Data excerpts:
————————

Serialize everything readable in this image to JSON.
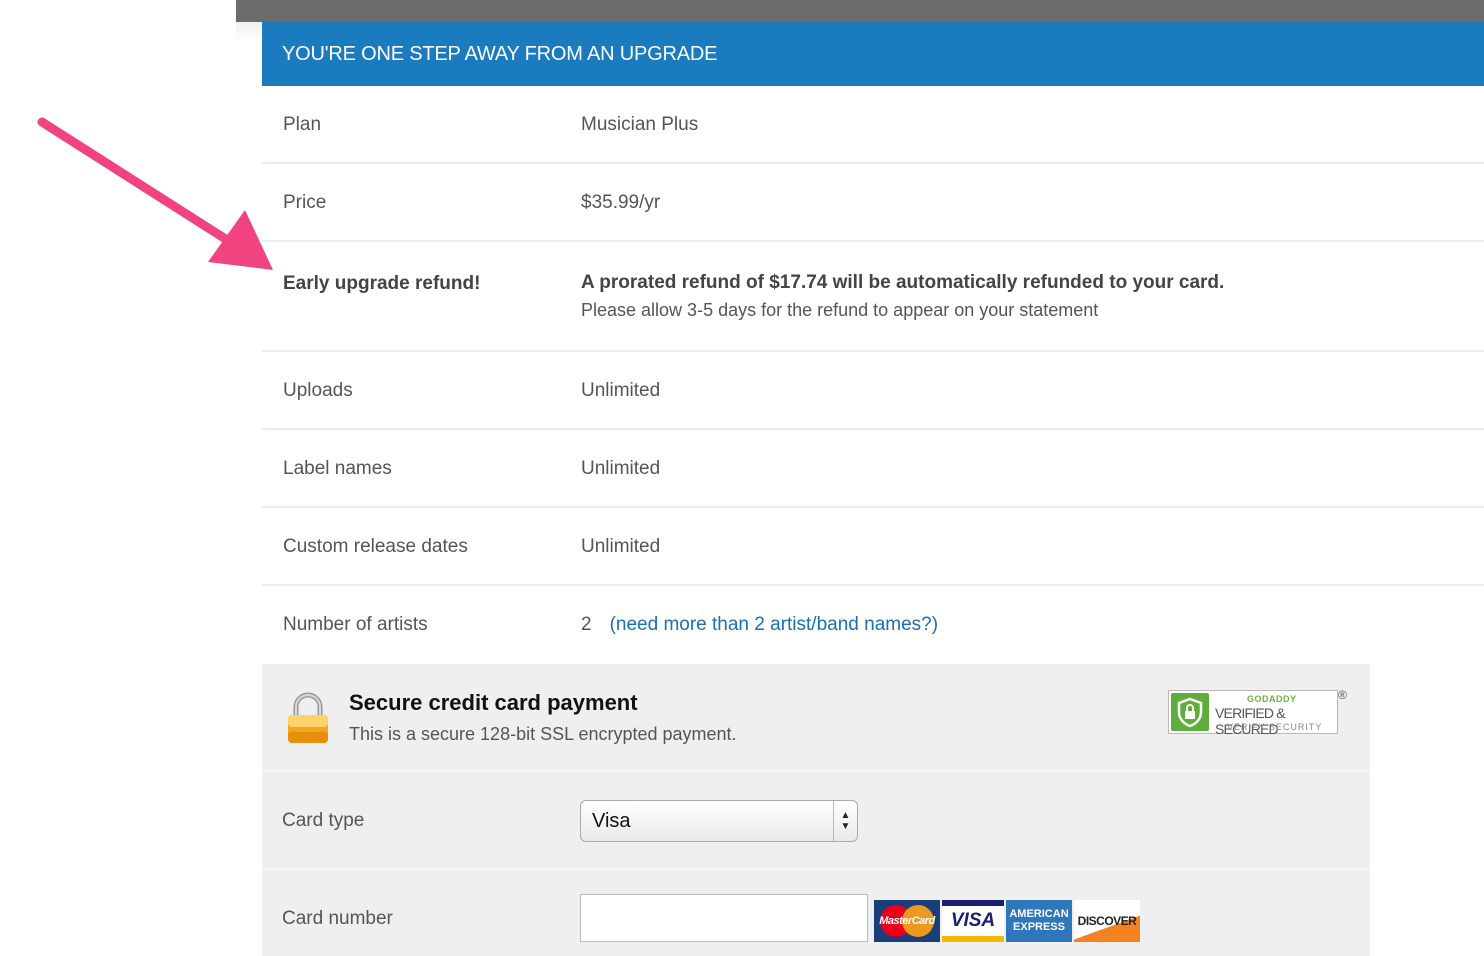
{
  "banner": {
    "title": "YOU'RE ONE STEP AWAY FROM AN UPGRADE"
  },
  "plan_rows": {
    "plan": {
      "label": "Plan",
      "value": "Musician Plus"
    },
    "price": {
      "label": "Price",
      "value": "$35.99/yr"
    },
    "refund": {
      "label": "Early upgrade refund!",
      "value": "A prorated refund of $17.74 will be automatically refunded to your card.",
      "note": "Please allow 3-5 days for the refund to appear on your statement"
    },
    "uploads": {
      "label": "Uploads",
      "value": "Unlimited"
    },
    "label_names": {
      "label": "Label names",
      "value": "Unlimited"
    },
    "release_dates": {
      "label": "Custom release dates",
      "value": "Unlimited"
    },
    "artists": {
      "label": "Number of artists",
      "value": "2",
      "link_open": "(",
      "link_text": "need more than 2 artist/band names?",
      "link_close": ")"
    }
  },
  "secure": {
    "title": "Secure credit card payment",
    "subtitle": "This is a secure 128-bit SSL encrypted payment.",
    "badge": {
      "top": "GODADDY",
      "middle": "VERIFIED & SECURED",
      "bottom": "VERIFY SECURITY",
      "reg": "®"
    }
  },
  "form": {
    "card_type": {
      "label": "Card type",
      "selected": "Visa"
    },
    "card_number": {
      "label": "Card number",
      "value": ""
    }
  },
  "card_logos": {
    "mastercard": "MasterCard",
    "visa": "VISA",
    "amex_1": "AMERICAN",
    "amex_2": "EXPRESS",
    "discover": "DISCOVER"
  },
  "colors": {
    "banner": "#1a7bbf",
    "arrow": "#f0437f",
    "link": "#1a6fb5"
  },
  "icons": [
    "lock-icon",
    "arrow-annotation",
    "select-arrows-icon",
    "shield-icon"
  ]
}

————————

* **What this task involves**: Exactly reproduce each record, leaving out any pictures.

* **Result for this exercise**:
Serialize everything readable in this image to JSON.
{
  "banner": {
    "title": "YOU'RE ONE STEP AWAY FROM AN UPGRADE"
  },
  "plan_rows": {
    "plan": {
      "label": "Plan",
      "value": "Musician Plus"
    },
    "price": {
      "label": "Price",
      "value": "$35.99/yr"
    },
    "refund": {
      "label": "Early upgrade refund!",
      "value": "A prorated refund of $17.74 will be automatically refunded to your card.",
      "note": "Please allow 3-5 days for the refund to appear on your statement"
    },
    "uploads": {
      "label": "Uploads",
      "value": "Unlimited"
    },
    "label_names": {
      "label": "Label names",
      "value": "Unlimited"
    },
    "release_dates": {
      "label": "Custom release dates",
      "value": "Unlimited"
    },
    "artists": {
      "label": "Number of artists",
      "value": "2",
      "link_open": "(",
      "link_text": "need more than 2 artist/band names?",
      "link_close": ")"
    }
  },
  "secure": {
    "title": "Secure credit card payment",
    "subtitle": "This is a secure 128-bit SSL encrypted payment.",
    "badge": {
      "top": "GODADDY",
      "middle": "VERIFIED & SECURED",
      "bottom": "VERIFY SECURITY",
      "reg": "®"
    }
  },
  "form": {
    "card_type": {
      "label": "Card type",
      "selected": "Visa"
    },
    "card_number": {
      "label": "Card number",
      "value": ""
    }
  },
  "card_logos": {
    "mastercard": "MasterCard",
    "visa": "VISA",
    "amex_1": "AMERICAN",
    "amex_2": "EXPRESS",
    "discover": "DISCOVER"
  },
  "colors": {
    "banner": "#1a7bbf",
    "arrow": "#f0437f",
    "link": "#1a6fb5"
  },
  "icons": [
    "lock-icon",
    "arrow-annotation",
    "select-arrows-icon",
    "shield-icon"
  ]
}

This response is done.